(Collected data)
++++++++++++++++++++

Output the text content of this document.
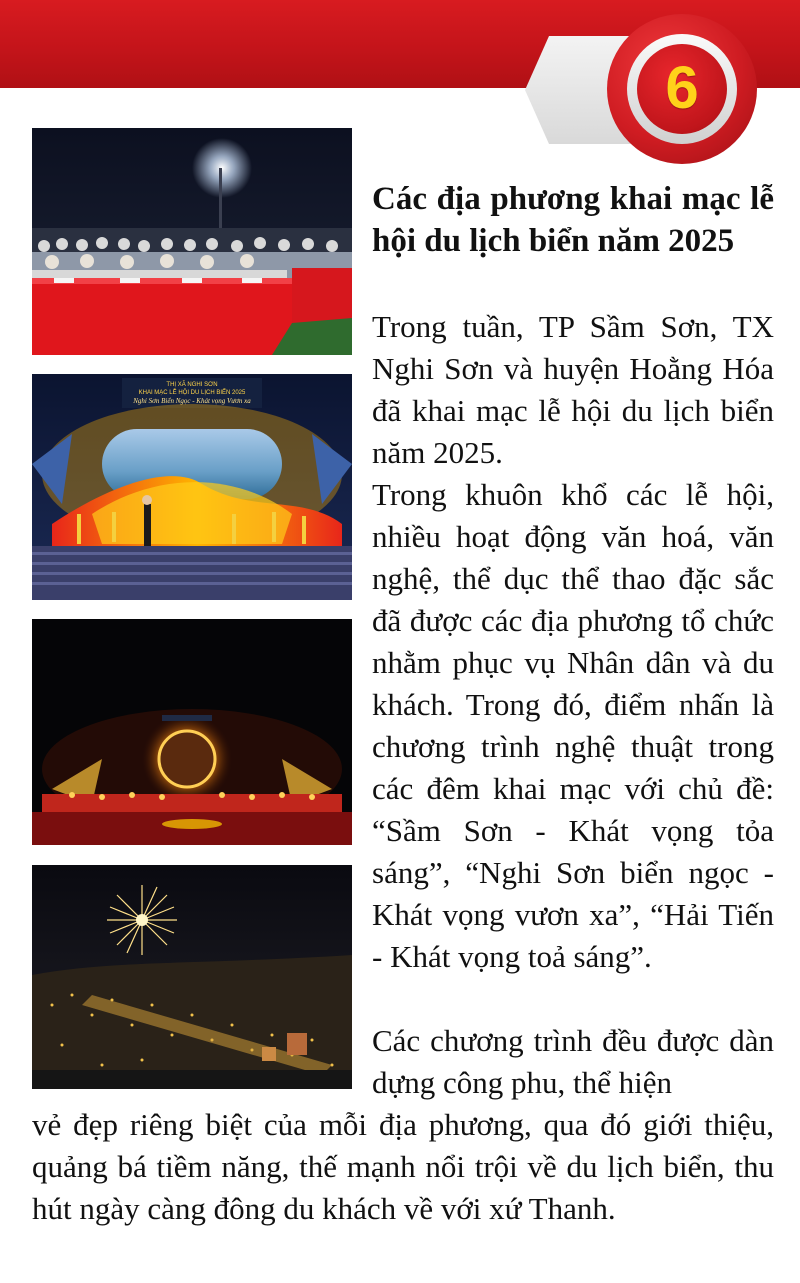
6
THỊ XÃ NGHI SƠN
KHAI MẠC LỄ HỘI DU LỊCH BIỂN 2025
Nghi Sơn Biển Ngọc - Khát vọng Vươn xa
Các địa phương khai mạc lễ hội du lịch biển năm 2025

Trong tuần, TP Sầm Sơn, TX Nghi Sơn và huyện Hoằng Hóa đã khai mạc lễ hội du lịch biển năm 2025.

Trong khuôn khổ các lễ hội, nhiều hoạt động văn hoá, văn nghệ, thể dục thể thao đặc sắc đã được các địa phương tổ chức nhằm phục vụ Nhân dân và du khách. Trong đó, điểm nhấn là chương trình nghệ thuật trong các đêm khai mạc với chủ đề: “Sầm Sơn - Khát vọng tỏa sáng”, “Nghi Sơn biển ngọc - Khát vọng vươn xa”, “Hải Tiến - Khát vọng toả sáng”.

Các chương trình đều được dàn dựng công phu, thể hiện

vẻ đẹp riêng biệt của mỗi địa phương, qua đó giới thiệu, quảng bá tiềm năng, thế mạnh nổi trội về du lịch biển, thu hút ngày càng đông du khách về với xứ Thanh.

++++++++++++++++++++

#### TASK DIRECTIONS
In your copy, repeat each record exactly and include no pictures.

#### EXERCISE RESPONSE
Output the text content of this document.
6
THỊ XÃ NGHI SƠN
KHAI MẠC LỄ HỘI DU LỊCH BIỂN 2025
Nghi Sơn Biển Ngọc - Khát vọng Vươn xa
Các địa phương khai mạc lễ hội du lịch biển năm 2025

Trong tuần, TP Sầm Sơn, TX Nghi Sơn và huyện Hoằng Hóa đã khai mạc lễ hội du lịch biển năm 2025.

Trong khuôn khổ các lễ hội, nhiều hoạt động văn hoá, văn nghệ, thể dục thể thao đặc sắc đã được các địa phương tổ chức nhằm phục vụ Nhân dân và du khách. Trong đó, điểm nhấn là chương trình nghệ thuật trong các đêm khai mạc với chủ đề: “Sầm Sơn - Khát vọng tỏa sáng”, “Nghi Sơn biển ngọc - Khát vọng vươn xa”, “Hải Tiến - Khát vọng toả sáng”.

Các chương trình đều được dàn dựng công phu, thể hiện

vẻ đẹp riêng biệt của mỗi địa phương, qua đó giới thiệu, quảng bá tiềm năng, thế mạnh nổi trội về du lịch biển, thu hút ngày càng đông du khách về với xứ Thanh.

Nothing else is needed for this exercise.